--- BEGIN Extracted material ---
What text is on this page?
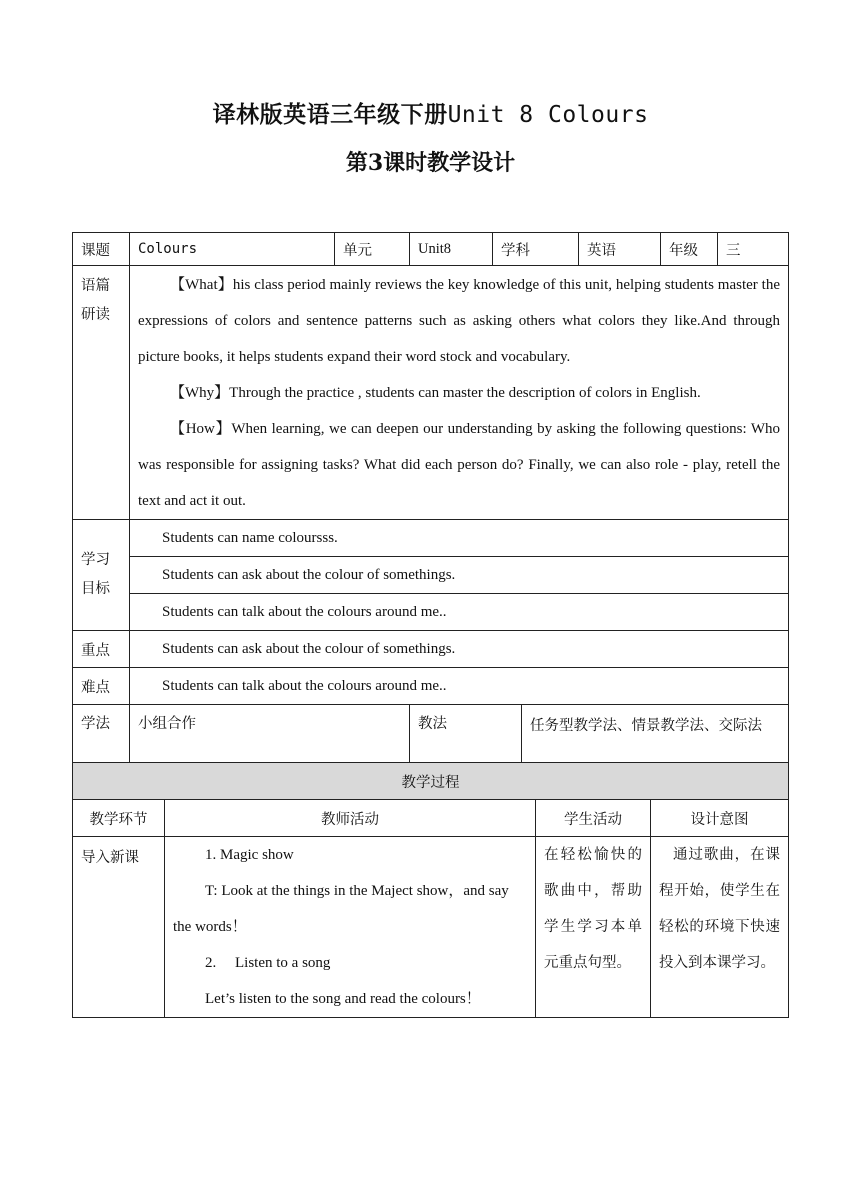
译林版英语三年级下册Unit 8 Colours
第3课时教学设计
课题	Colours	单元	Unit8	学科		英语	年级	三
语篇研读	【What】his class period mainly reviews the key knowledge of this unit, helping students master the expressions of colors and sentence patterns such as asking others what colors they like.And through picture books, it helps students expand their word stock and vocabulary.

【Why】Through the practice , students can master the description of colors in English.

【How】When learning, we can deepen our understanding by asking the following questions: Who was responsible for assigning tasks? What did each person do? Finally, we can also role - play, retell the text and act it out.							

学习目标	Students can name coloursss.							
	Students can ask about the colour of somethings.							
	Students can talk about the colours around me..							
重点	Students can ask about the colour of somethings.							
难点	Students can talk about the colours around me..							
学法	小组合作		教法		任务型教学法、情景教学法、交际法			
教学过程			
教学环节	教师活动	学生活动	设计意图
导入新课	1. Magic show

T: Look at the things in the Maject show，and say the words！

2.     Listen to a song

Let’s listen to the song and read the colours！	在轻松愉快的歌曲中，帮助学生学习本单元重点句型。	通过歌曲，在课程开始，使学生在轻松的环境下快速投入到本课学习。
--- END Extracted material ---
* [Problem to work on]
Reproduce each record above by retyping it exactly; omit all images.

* [Expected output]
What text is on this page?
译林版英语三年级下册Unit 8 Colours
第3课时教学设计
课题	Colours	单元	Unit8	学科		英语	年级	三
语篇研读	【What】his class period mainly reviews the key knowledge of this unit, helping students master the expressions of colors and sentence patterns such as asking others what colors they like.And through picture books, it helps students expand their word stock and vocabulary.

【Why】Through the practice , students can master the description of colors in English.

【How】When learning, we can deepen our understanding by asking the following questions: Who was responsible for assigning tasks? What did each person do? Finally, we can also role - play, retell the text and act it out.							

学习目标	Students can name coloursss.							
	Students can ask about the colour of somethings.							
	Students can talk about the colours around me..							
重点	Students can ask about the colour of somethings.							
难点	Students can talk about the colours around me..							
学法	小组合作		教法		任务型教学法、情景教学法、交际法			
教学过程			
教学环节	教师活动	学生活动	设计意图
导入新课	1. Magic show

T: Look at the things in the Maject show，and say the words！

2.     Listen to a song

Let’s listen to the song and read the colours！	在轻松愉快的歌曲中，帮助学生学习本单元重点句型。	通过歌曲，在课程开始，使学生在轻松的环境下快速投入到本课学习。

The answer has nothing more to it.